GIVEN REQUEST: Transcribe the full listing exactly, and drop every picture.

DATA PROVIDED:
====================
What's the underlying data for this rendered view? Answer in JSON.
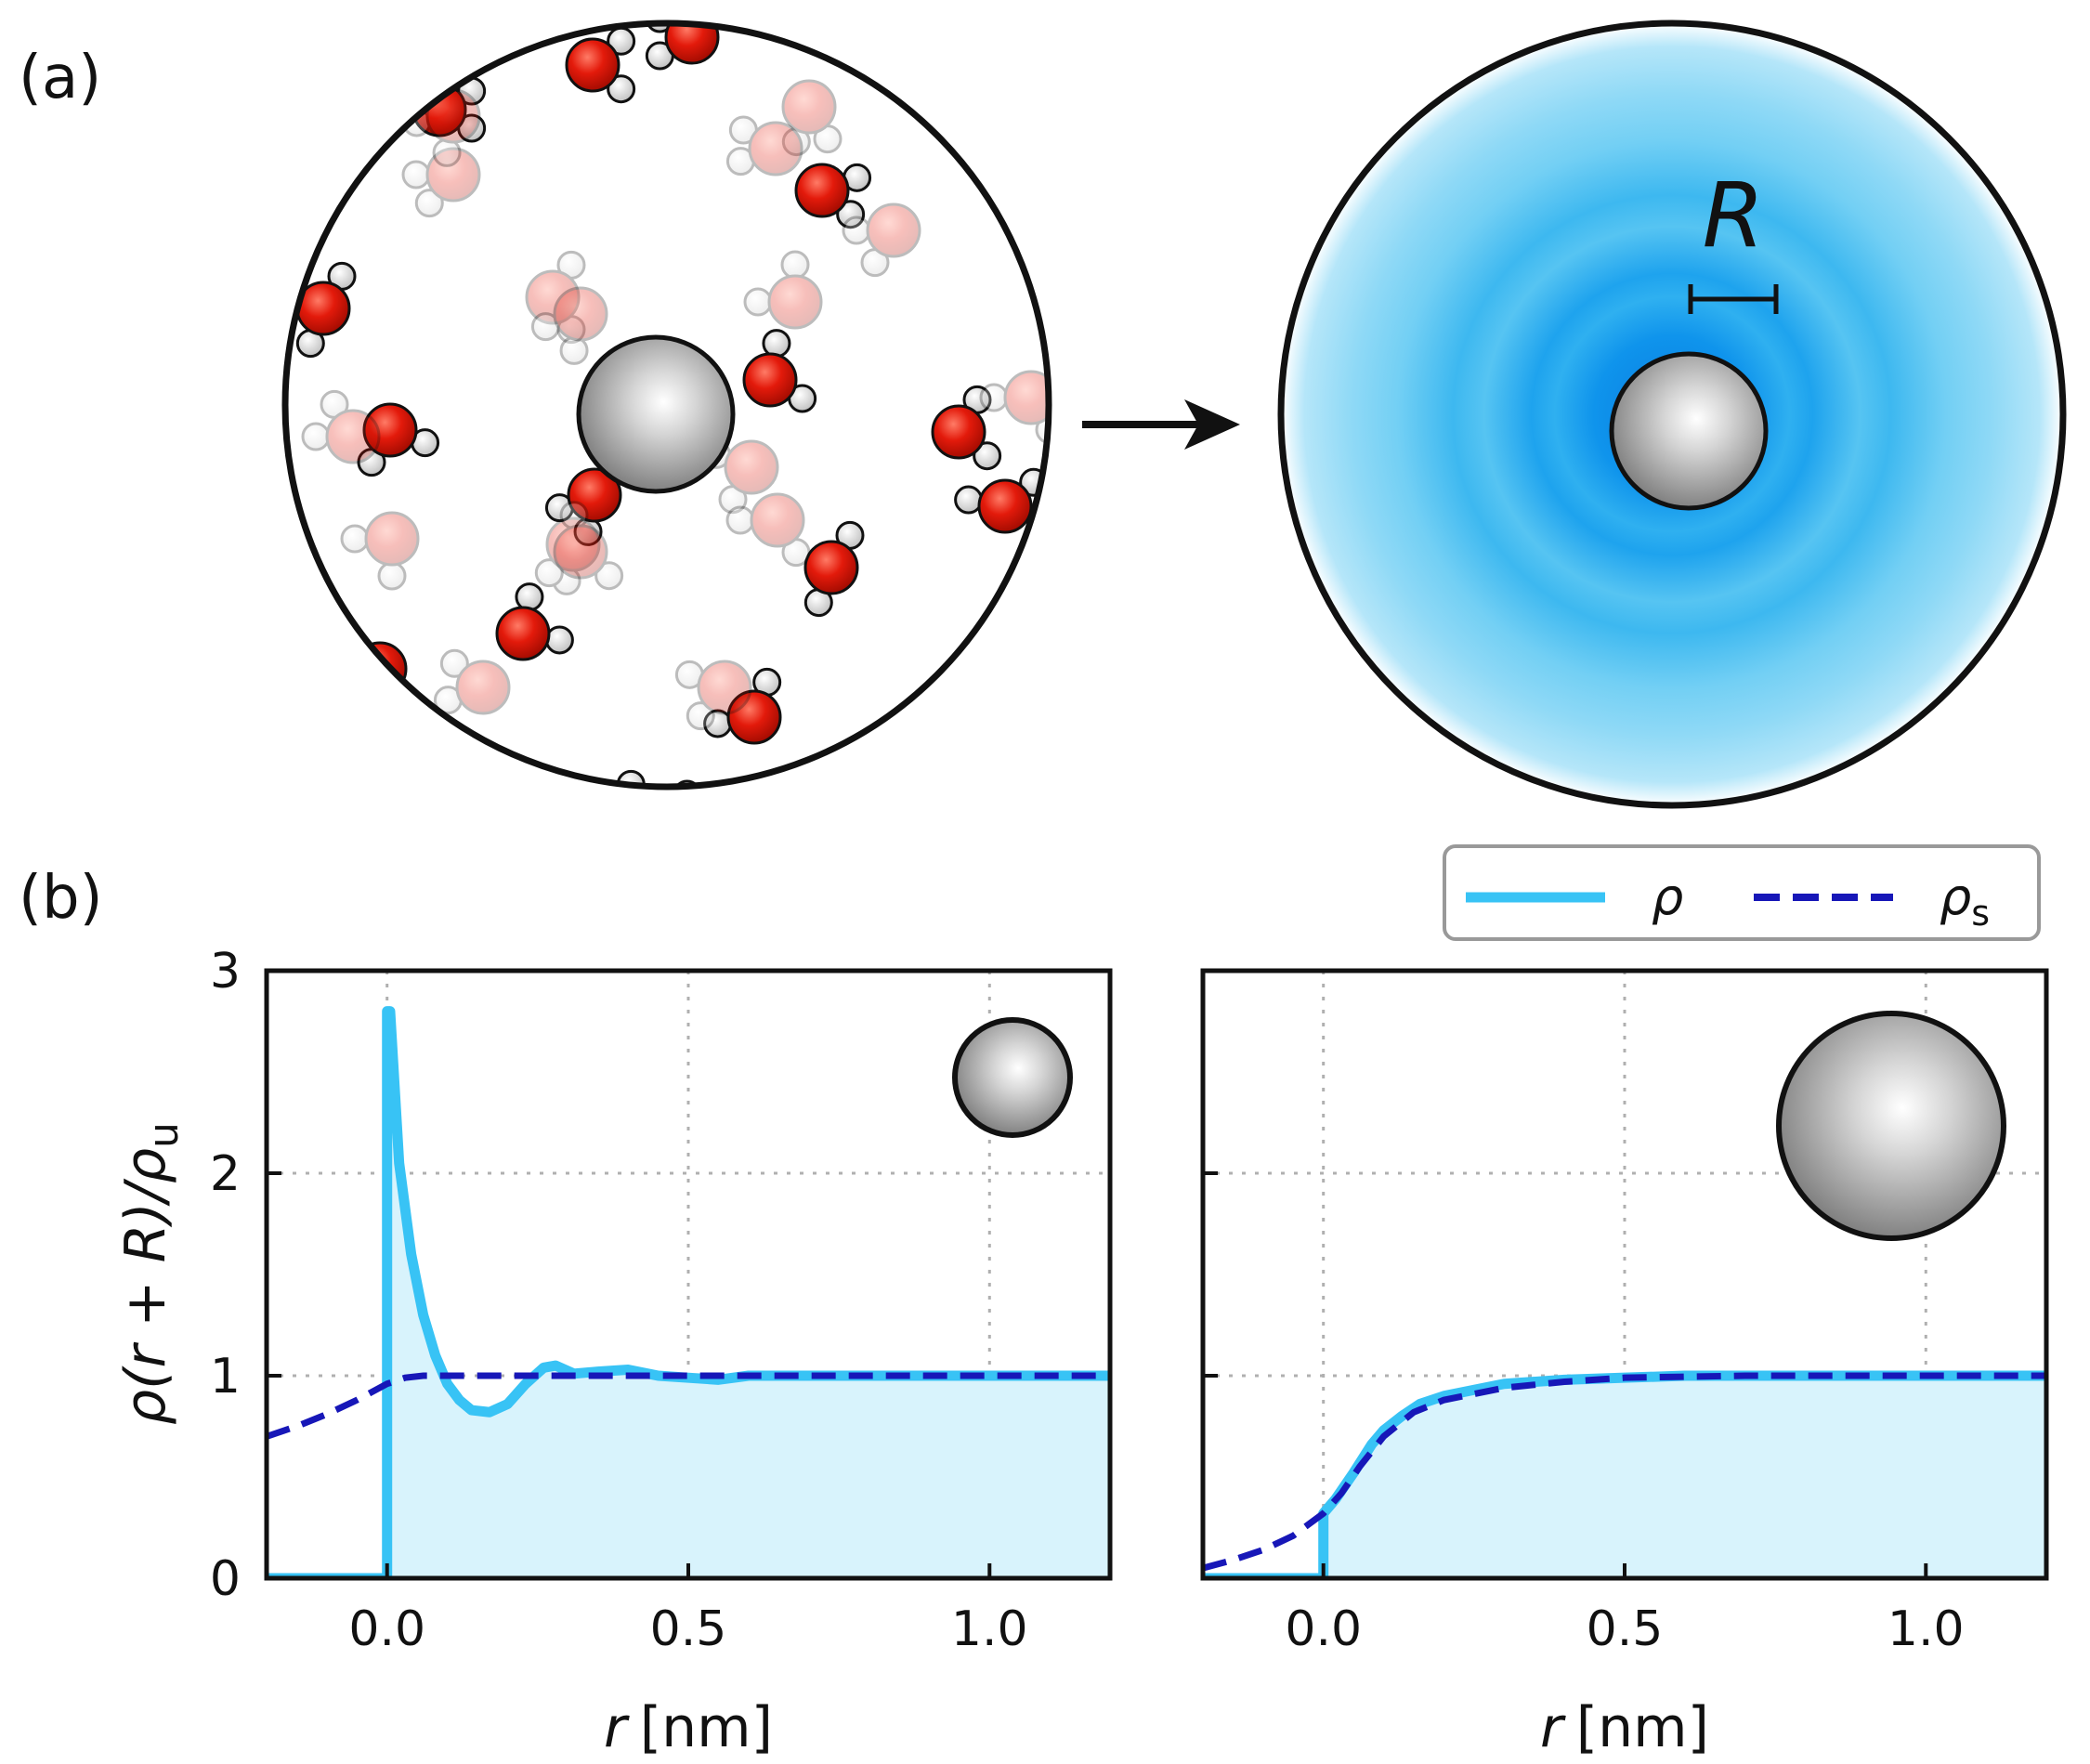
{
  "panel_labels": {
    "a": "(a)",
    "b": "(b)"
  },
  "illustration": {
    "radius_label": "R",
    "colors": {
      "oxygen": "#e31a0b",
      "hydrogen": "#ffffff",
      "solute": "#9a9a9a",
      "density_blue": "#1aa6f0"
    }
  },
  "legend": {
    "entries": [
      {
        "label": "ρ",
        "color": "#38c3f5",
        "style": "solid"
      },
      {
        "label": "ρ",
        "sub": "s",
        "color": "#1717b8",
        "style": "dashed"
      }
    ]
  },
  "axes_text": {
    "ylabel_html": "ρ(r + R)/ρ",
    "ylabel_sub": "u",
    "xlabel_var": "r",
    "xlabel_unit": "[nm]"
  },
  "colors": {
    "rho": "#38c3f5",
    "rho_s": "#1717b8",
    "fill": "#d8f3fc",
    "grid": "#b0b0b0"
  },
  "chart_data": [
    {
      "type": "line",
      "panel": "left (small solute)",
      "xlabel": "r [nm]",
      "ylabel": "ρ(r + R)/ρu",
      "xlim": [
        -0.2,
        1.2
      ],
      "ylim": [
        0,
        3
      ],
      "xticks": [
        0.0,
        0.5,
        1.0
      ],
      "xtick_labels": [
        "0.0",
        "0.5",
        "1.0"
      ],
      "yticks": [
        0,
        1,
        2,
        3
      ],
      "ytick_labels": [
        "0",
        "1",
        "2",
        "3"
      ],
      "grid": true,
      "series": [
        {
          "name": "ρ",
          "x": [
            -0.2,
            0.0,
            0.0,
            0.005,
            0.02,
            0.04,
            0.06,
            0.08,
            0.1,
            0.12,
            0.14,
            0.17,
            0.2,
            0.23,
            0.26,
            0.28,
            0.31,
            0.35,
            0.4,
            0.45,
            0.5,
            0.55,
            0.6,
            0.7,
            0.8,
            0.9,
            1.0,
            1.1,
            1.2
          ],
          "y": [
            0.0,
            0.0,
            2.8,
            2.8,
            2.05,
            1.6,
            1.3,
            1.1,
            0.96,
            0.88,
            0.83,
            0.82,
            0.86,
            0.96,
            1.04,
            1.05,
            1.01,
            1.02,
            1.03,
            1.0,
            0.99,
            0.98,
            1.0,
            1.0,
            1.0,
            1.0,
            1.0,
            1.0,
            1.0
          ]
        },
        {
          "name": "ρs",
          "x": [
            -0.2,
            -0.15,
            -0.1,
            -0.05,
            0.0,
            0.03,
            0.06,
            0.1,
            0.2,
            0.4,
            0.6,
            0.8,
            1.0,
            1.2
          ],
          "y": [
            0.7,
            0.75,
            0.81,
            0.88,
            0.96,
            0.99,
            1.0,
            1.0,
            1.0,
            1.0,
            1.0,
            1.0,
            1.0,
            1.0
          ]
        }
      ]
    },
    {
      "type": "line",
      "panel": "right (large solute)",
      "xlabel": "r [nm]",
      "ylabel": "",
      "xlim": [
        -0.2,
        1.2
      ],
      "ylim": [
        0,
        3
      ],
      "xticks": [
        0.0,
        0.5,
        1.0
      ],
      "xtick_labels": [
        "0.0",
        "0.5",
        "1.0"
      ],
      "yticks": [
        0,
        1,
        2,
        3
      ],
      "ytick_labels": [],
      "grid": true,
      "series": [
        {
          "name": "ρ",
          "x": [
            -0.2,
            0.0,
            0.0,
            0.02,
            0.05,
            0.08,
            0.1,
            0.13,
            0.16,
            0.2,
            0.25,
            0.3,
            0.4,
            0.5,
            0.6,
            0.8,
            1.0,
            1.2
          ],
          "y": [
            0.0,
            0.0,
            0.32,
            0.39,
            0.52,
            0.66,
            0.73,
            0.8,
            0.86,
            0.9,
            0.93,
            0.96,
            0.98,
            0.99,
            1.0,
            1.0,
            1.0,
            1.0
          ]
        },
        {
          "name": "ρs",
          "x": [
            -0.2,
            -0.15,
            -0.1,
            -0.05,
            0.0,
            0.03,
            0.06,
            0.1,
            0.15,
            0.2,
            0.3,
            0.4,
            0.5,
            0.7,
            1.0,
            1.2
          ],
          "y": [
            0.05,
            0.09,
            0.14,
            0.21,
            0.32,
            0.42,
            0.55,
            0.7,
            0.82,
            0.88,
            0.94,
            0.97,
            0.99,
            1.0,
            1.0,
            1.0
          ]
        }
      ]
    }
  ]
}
====================
SOLUTION TO THIS EXERCISE:
What's the underlying data for this rendered view? Answer in JSON.
{
  "panel_labels": {
    "a": "(a)",
    "b": "(b)"
  },
  "illustration": {
    "radius_label": "R",
    "colors": {
      "oxygen": "#e31a0b",
      "hydrogen": "#ffffff",
      "solute": "#9a9a9a",
      "density_blue": "#1aa6f0"
    }
  },
  "legend": {
    "entries": [
      {
        "label": "ρ",
        "color": "#38c3f5",
        "style": "solid"
      },
      {
        "label": "ρ",
        "sub": "s",
        "color": "#1717b8",
        "style": "dashed"
      }
    ]
  },
  "axes_text": {
    "ylabel_html": "ρ(r + R)/ρ",
    "ylabel_sub": "u",
    "xlabel_var": "r",
    "xlabel_unit": "[nm]"
  },
  "colors": {
    "rho": "#38c3f5",
    "rho_s": "#1717b8",
    "fill": "#d8f3fc",
    "grid": "#b0b0b0"
  },
  "chart_data": [
    {
      "type": "line",
      "panel": "left (small solute)",
      "xlabel": "r [nm]",
      "ylabel": "ρ(r + R)/ρu",
      "xlim": [
        -0.2,
        1.2
      ],
      "ylim": [
        0,
        3
      ],
      "xticks": [
        0.0,
        0.5,
        1.0
      ],
      "xtick_labels": [
        "0.0",
        "0.5",
        "1.0"
      ],
      "yticks": [
        0,
        1,
        2,
        3
      ],
      "ytick_labels": [
        "0",
        "1",
        "2",
        "3"
      ],
      "grid": true,
      "series": [
        {
          "name": "ρ",
          "x": [
            -0.2,
            0.0,
            0.0,
            0.005,
            0.02,
            0.04,
            0.06,
            0.08,
            0.1,
            0.12,
            0.14,
            0.17,
            0.2,
            0.23,
            0.26,
            0.28,
            0.31,
            0.35,
            0.4,
            0.45,
            0.5,
            0.55,
            0.6,
            0.7,
            0.8,
            0.9,
            1.0,
            1.1,
            1.2
          ],
          "y": [
            0.0,
            0.0,
            2.8,
            2.8,
            2.05,
            1.6,
            1.3,
            1.1,
            0.96,
            0.88,
            0.83,
            0.82,
            0.86,
            0.96,
            1.04,
            1.05,
            1.01,
            1.02,
            1.03,
            1.0,
            0.99,
            0.98,
            1.0,
            1.0,
            1.0,
            1.0,
            1.0,
            1.0,
            1.0
          ]
        },
        {
          "name": "ρs",
          "x": [
            -0.2,
            -0.15,
            -0.1,
            -0.05,
            0.0,
            0.03,
            0.06,
            0.1,
            0.2,
            0.4,
            0.6,
            0.8,
            1.0,
            1.2
          ],
          "y": [
            0.7,
            0.75,
            0.81,
            0.88,
            0.96,
            0.99,
            1.0,
            1.0,
            1.0,
            1.0,
            1.0,
            1.0,
            1.0,
            1.0
          ]
        }
      ]
    },
    {
      "type": "line",
      "panel": "right (large solute)",
      "xlabel": "r [nm]",
      "ylabel": "",
      "xlim": [
        -0.2,
        1.2
      ],
      "ylim": [
        0,
        3
      ],
      "xticks": [
        0.0,
        0.5,
        1.0
      ],
      "xtick_labels": [
        "0.0",
        "0.5",
        "1.0"
      ],
      "yticks": [
        0,
        1,
        2,
        3
      ],
      "ytick_labels": [],
      "grid": true,
      "series": [
        {
          "name": "ρ",
          "x": [
            -0.2,
            0.0,
            0.0,
            0.02,
            0.05,
            0.08,
            0.1,
            0.13,
            0.16,
            0.2,
            0.25,
            0.3,
            0.4,
            0.5,
            0.6,
            0.8,
            1.0,
            1.2
          ],
          "y": [
            0.0,
            0.0,
            0.32,
            0.39,
            0.52,
            0.66,
            0.73,
            0.8,
            0.86,
            0.9,
            0.93,
            0.96,
            0.98,
            0.99,
            1.0,
            1.0,
            1.0,
            1.0
          ]
        },
        {
          "name": "ρs",
          "x": [
            -0.2,
            -0.15,
            -0.1,
            -0.05,
            0.0,
            0.03,
            0.06,
            0.1,
            0.15,
            0.2,
            0.3,
            0.4,
            0.5,
            0.7,
            1.0,
            1.2
          ],
          "y": [
            0.05,
            0.09,
            0.14,
            0.21,
            0.32,
            0.42,
            0.55,
            0.7,
            0.82,
            0.88,
            0.94,
            0.97,
            0.99,
            1.0,
            1.0,
            1.0
          ]
        }
      ]
    }
  ]
}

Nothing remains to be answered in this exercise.